┌─ INPUT ROWS
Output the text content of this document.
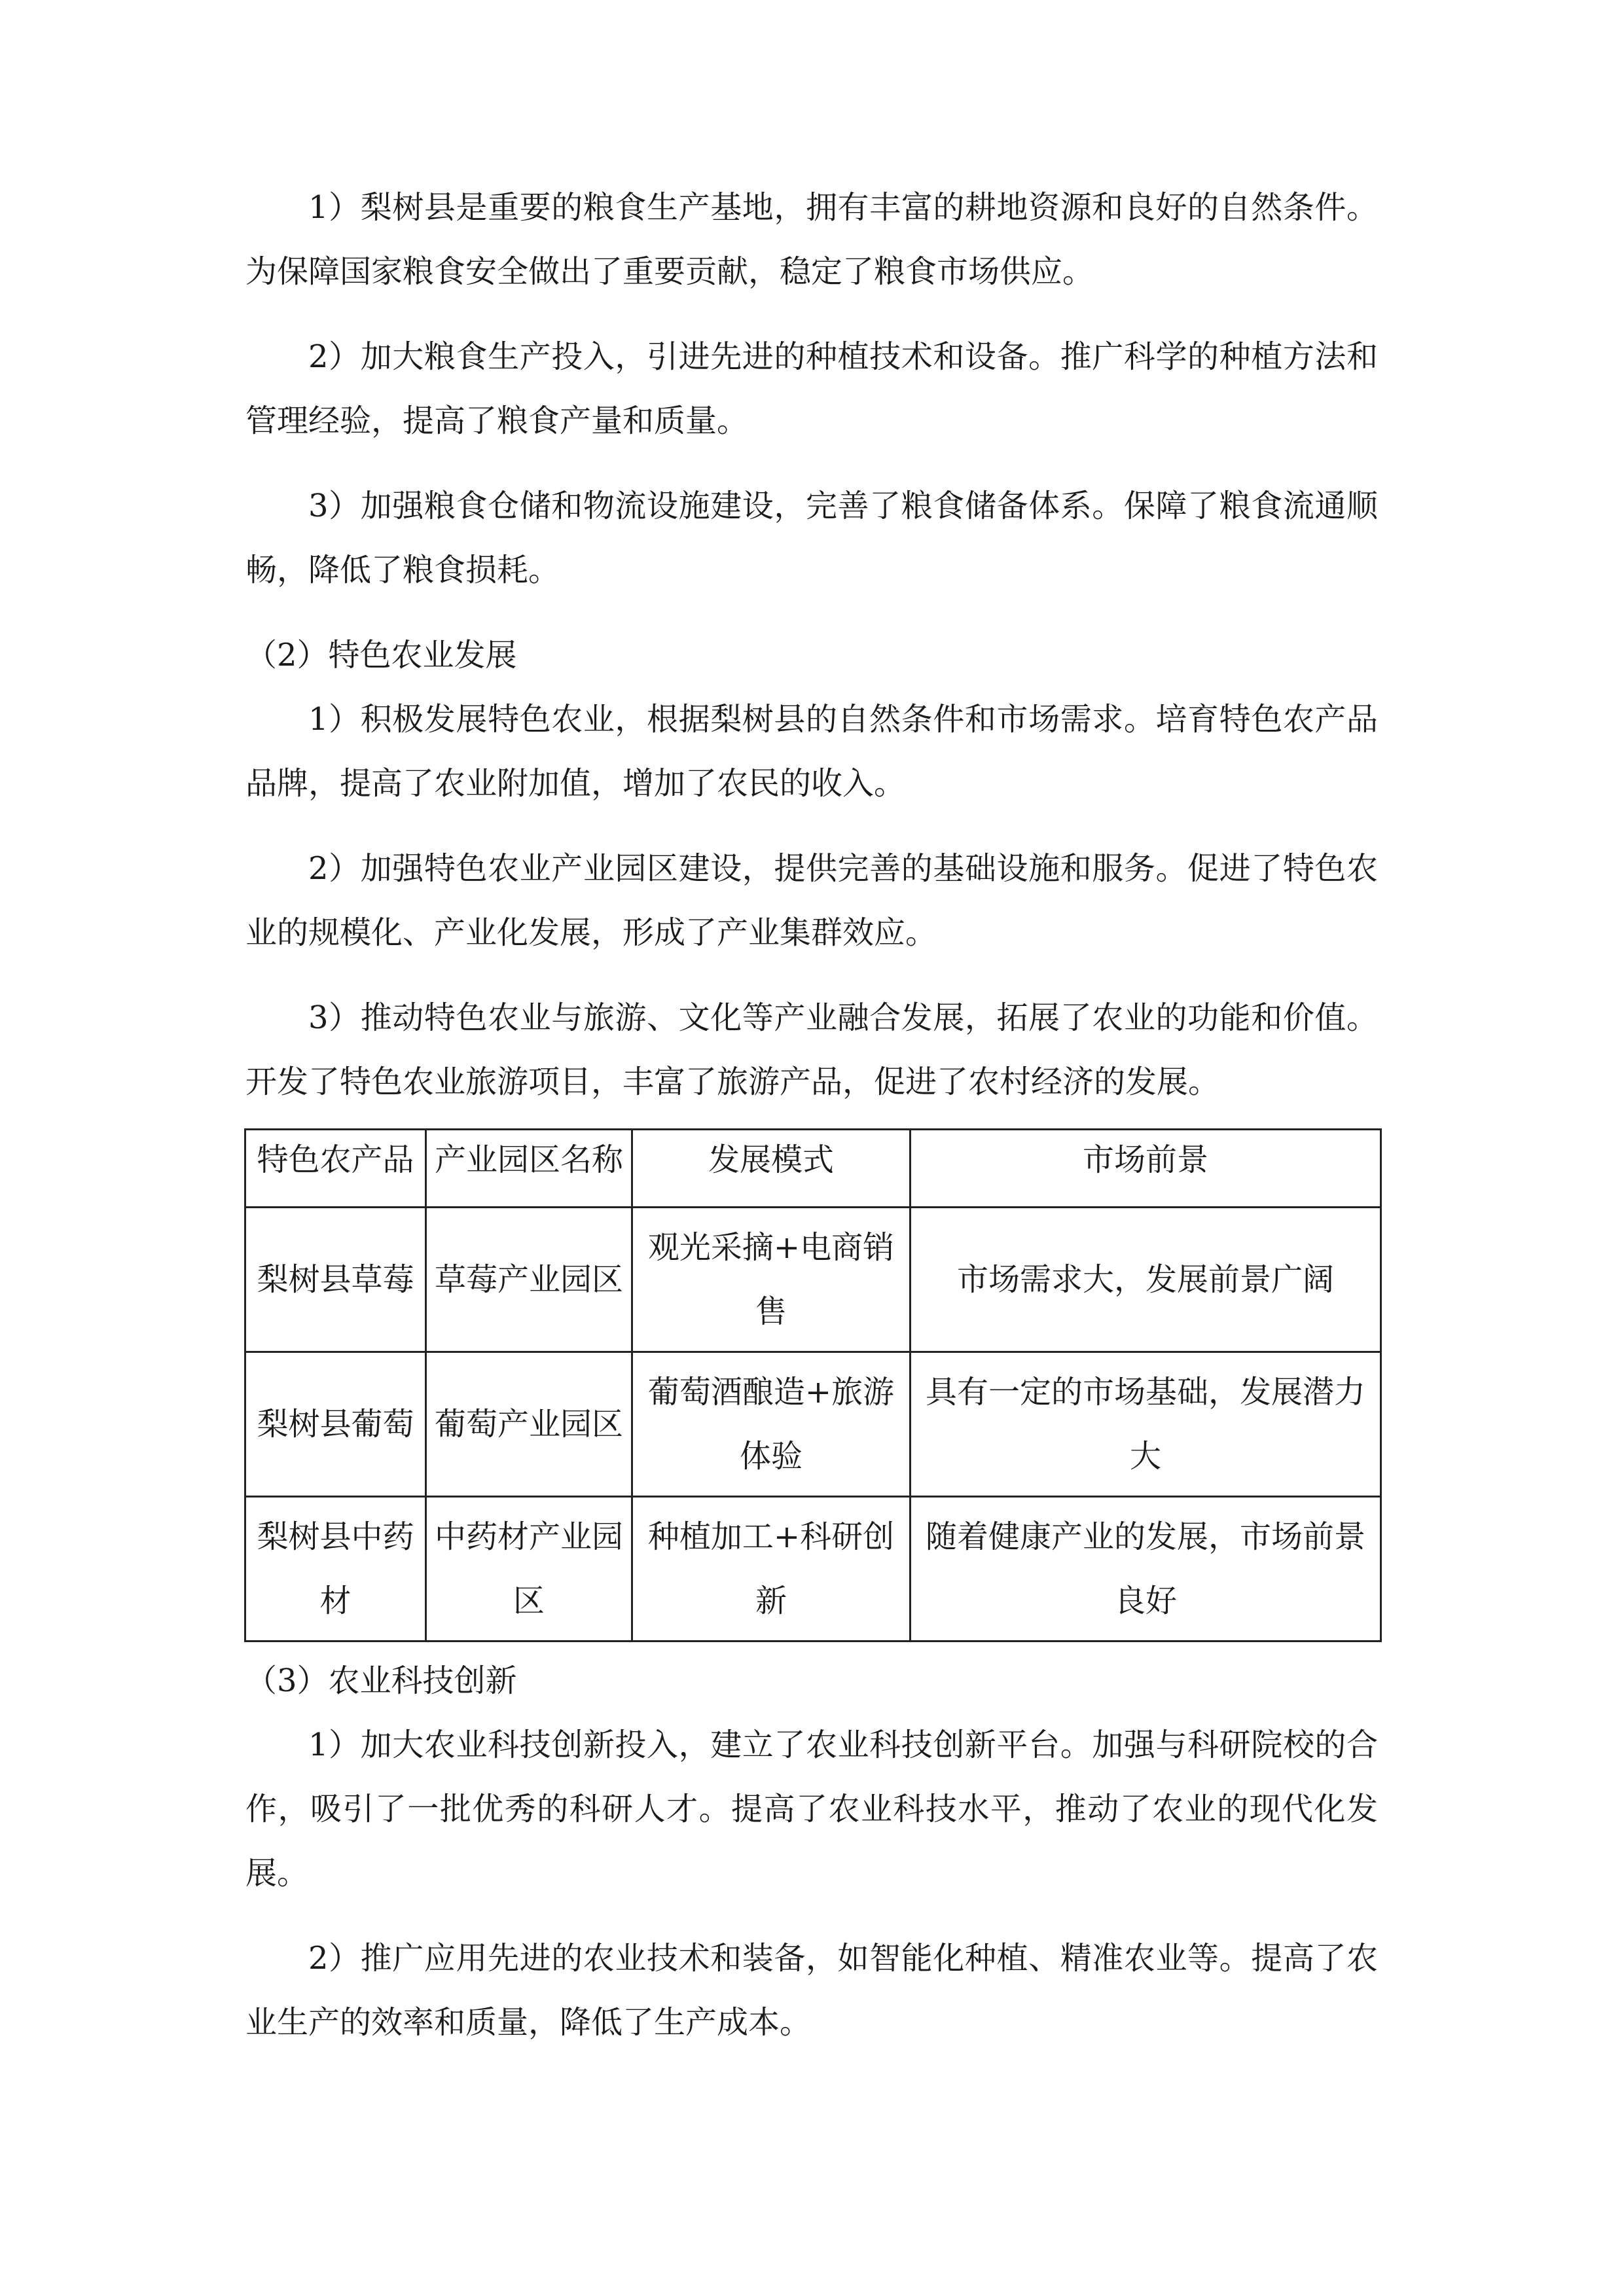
1）梨树县是重要的粮食生产基地，拥有丰富的耕地资源和良好的自然条件。为保障国家粮食安全做出了重要贡献，稳定了粮食市场供应。

2）加大粮食生产投入，引进先进的种植技术和设备。推广科学的种植方法和管理经验，提高了粮食产量和质量。

3）加强粮食仓储和物流设施建设，完善了粮食储备体系。保障了粮食流通顺畅，降低了粮食损耗。

（2）特色农业发展

1）积极发展特色农业，根据梨树县的自然条件和市场需求。培育特色农产品品牌，提高了农业附加值，增加了农民的收入。

2）加强特色农业产业园区建设，提供完善的基础设施和服务。促进了特色农业的规模化、产业化发展，形成了产业集群效应。

3）推动特色农业与旅游、文化等产业融合发展，拓展了农业的功能和价值。开发了特色农业旅游项目，丰富了旅游产品，促进了农村经济的发展。

特色农产品	产业园区名称	发展模式	市场前景
梨树县草莓	草莓产业园区	观光采摘+电商销售	市场需求大，发展前景广阔
梨树县葡萄	葡萄产业园区	葡萄酒酿造+旅游体验	具有一定的市场基础，发展潜力大
梨树县中药材	中药材产业园区	种植加工+科研创新	随着健康产业的发展，市场前景良好

（3）农业科技创新

1）加大农业科技创新投入，建立了农业科技创新平台。加强与科研院校的合作，吸引了一批优秀的科研人才。提高了农业科技水平，推动了农业的现代化发展。

2）推广应用先进的农业技术和装备，如智能化种植、精准农业等。提高了农业生产的效率和质量，降低了生产成本。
└─
### JOB
Repeat the records in full, exactly as they appear, without the pictures.

### ANSWER TO THIS TASK
Output the text content of this document.
1）梨树县是重要的粮食生产基地，拥有丰富的耕地资源和良好的自然条件。为保障国家粮食安全做出了重要贡献，稳定了粮食市场供应。

2）加大粮食生产投入，引进先进的种植技术和设备。推广科学的种植方法和管理经验，提高了粮食产量和质量。

3）加强粮食仓储和物流设施建设，完善了粮食储备体系。保障了粮食流通顺畅，降低了粮食损耗。

（2）特色农业发展

1）积极发展特色农业，根据梨树县的自然条件和市场需求。培育特色农产品品牌，提高了农业附加值，增加了农民的收入。

2）加强特色农业产业园区建设，提供完善的基础设施和服务。促进了特色农业的规模化、产业化发展，形成了产业集群效应。

3）推动特色农业与旅游、文化等产业融合发展，拓展了农业的功能和价值。开发了特色农业旅游项目，丰富了旅游产品，促进了农村经济的发展。

特色农产品	产业园区名称	发展模式	市场前景
梨树县草莓	草莓产业园区	观光采摘+电商销售	市场需求大，发展前景广阔
梨树县葡萄	葡萄产业园区	葡萄酒酿造+旅游体验	具有一定的市场基础，发展潜力大
梨树县中药材	中药材产业园区	种植加工+科研创新	随着健康产业的发展，市场前景良好

（3）农业科技创新

1）加大农业科技创新投入，建立了农业科技创新平台。加强与科研院校的合作，吸引了一批优秀的科研人才。提高了农业科技水平，推动了农业的现代化发展。

2）推广应用先进的农业技术和装备，如智能化种植、精准农业等。提高了农业生产的效率和质量，降低了生产成本。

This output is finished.